◆ **Task material**
= = = = = = =
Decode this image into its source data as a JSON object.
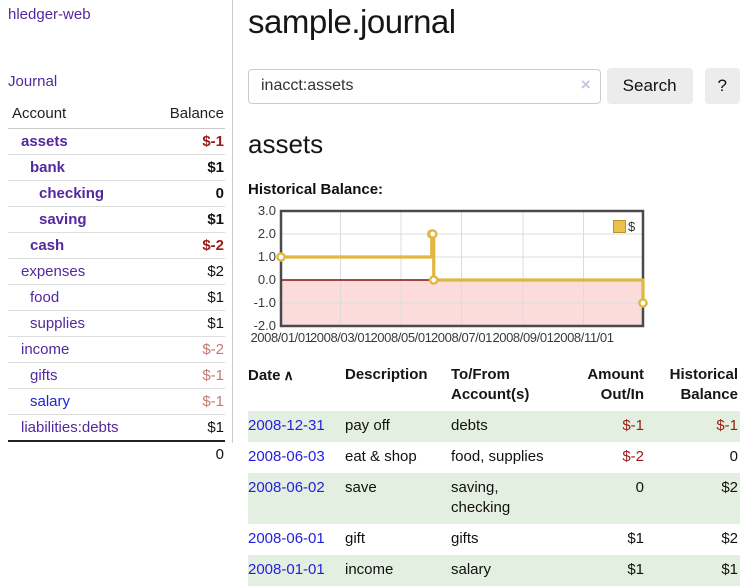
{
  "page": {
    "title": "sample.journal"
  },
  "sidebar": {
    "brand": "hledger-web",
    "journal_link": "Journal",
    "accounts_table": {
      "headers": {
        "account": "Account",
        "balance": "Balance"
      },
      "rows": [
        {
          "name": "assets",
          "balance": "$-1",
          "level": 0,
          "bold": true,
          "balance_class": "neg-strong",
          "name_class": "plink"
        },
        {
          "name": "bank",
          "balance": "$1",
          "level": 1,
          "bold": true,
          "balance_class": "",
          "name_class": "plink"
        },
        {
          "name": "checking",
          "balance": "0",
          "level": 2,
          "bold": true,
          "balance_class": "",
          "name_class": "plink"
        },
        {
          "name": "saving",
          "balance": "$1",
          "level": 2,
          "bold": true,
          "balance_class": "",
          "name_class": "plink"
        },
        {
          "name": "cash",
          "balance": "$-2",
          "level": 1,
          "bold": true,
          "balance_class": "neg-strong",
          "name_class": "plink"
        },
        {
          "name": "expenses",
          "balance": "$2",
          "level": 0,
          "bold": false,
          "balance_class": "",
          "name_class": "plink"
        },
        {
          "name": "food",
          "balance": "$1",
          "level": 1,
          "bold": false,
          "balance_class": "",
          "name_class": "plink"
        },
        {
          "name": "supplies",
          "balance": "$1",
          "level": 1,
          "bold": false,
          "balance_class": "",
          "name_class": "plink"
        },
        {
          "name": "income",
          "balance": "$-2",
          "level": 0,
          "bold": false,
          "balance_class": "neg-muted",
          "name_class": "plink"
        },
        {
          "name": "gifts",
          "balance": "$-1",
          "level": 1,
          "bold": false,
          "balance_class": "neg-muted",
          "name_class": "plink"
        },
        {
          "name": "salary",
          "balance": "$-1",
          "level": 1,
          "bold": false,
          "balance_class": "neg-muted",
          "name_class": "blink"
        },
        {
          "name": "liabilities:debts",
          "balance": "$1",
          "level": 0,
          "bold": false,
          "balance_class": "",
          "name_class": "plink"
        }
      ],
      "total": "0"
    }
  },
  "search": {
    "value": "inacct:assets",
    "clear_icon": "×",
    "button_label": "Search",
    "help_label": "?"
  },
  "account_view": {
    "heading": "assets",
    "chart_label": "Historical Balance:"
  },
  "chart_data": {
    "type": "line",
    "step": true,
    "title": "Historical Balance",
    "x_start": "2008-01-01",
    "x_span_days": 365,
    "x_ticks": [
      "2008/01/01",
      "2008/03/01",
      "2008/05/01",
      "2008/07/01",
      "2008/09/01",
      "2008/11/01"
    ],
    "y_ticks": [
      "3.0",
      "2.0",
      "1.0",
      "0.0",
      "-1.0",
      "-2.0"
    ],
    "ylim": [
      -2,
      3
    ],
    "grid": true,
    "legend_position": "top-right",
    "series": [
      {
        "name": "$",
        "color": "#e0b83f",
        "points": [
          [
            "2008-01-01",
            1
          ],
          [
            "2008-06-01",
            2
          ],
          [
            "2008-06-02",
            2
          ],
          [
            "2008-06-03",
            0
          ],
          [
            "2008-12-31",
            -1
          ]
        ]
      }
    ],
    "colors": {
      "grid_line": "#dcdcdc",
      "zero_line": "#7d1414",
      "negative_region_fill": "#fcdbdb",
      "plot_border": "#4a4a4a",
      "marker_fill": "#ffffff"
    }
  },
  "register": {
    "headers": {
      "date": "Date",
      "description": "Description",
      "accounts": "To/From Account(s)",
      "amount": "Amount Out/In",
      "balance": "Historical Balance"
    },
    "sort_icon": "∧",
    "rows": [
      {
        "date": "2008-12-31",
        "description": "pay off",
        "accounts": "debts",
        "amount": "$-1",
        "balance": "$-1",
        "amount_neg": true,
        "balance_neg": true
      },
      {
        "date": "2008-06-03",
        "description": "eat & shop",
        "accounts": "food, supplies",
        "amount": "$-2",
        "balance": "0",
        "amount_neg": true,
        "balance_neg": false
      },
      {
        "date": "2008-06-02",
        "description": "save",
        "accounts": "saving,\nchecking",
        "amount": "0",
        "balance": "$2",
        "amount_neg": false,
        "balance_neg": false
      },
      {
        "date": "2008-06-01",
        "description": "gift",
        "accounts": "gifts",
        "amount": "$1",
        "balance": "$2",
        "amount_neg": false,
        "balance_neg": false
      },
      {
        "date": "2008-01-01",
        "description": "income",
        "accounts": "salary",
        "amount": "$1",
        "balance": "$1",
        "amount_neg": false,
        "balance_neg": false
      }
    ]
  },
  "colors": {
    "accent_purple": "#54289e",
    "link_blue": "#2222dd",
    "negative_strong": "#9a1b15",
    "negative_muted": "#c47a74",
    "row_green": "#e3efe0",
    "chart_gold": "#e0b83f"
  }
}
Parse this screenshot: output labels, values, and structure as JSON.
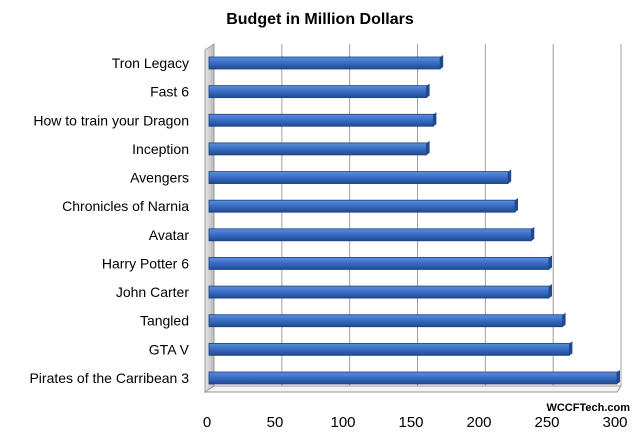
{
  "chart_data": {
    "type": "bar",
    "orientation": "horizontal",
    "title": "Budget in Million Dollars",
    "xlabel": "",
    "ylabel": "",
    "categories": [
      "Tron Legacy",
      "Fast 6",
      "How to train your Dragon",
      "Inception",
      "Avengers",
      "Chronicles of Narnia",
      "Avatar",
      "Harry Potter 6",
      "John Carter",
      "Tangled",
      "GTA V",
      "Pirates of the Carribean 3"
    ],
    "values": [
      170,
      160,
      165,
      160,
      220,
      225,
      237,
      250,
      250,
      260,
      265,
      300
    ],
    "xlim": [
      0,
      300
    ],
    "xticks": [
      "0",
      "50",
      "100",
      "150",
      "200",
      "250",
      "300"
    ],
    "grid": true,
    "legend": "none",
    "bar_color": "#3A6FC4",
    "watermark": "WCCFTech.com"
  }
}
= = = = = = =
◆ **Direction**
How many lines of the listing above include the word "JSON"? State the number and nothing else.

◆ **Correct result**
2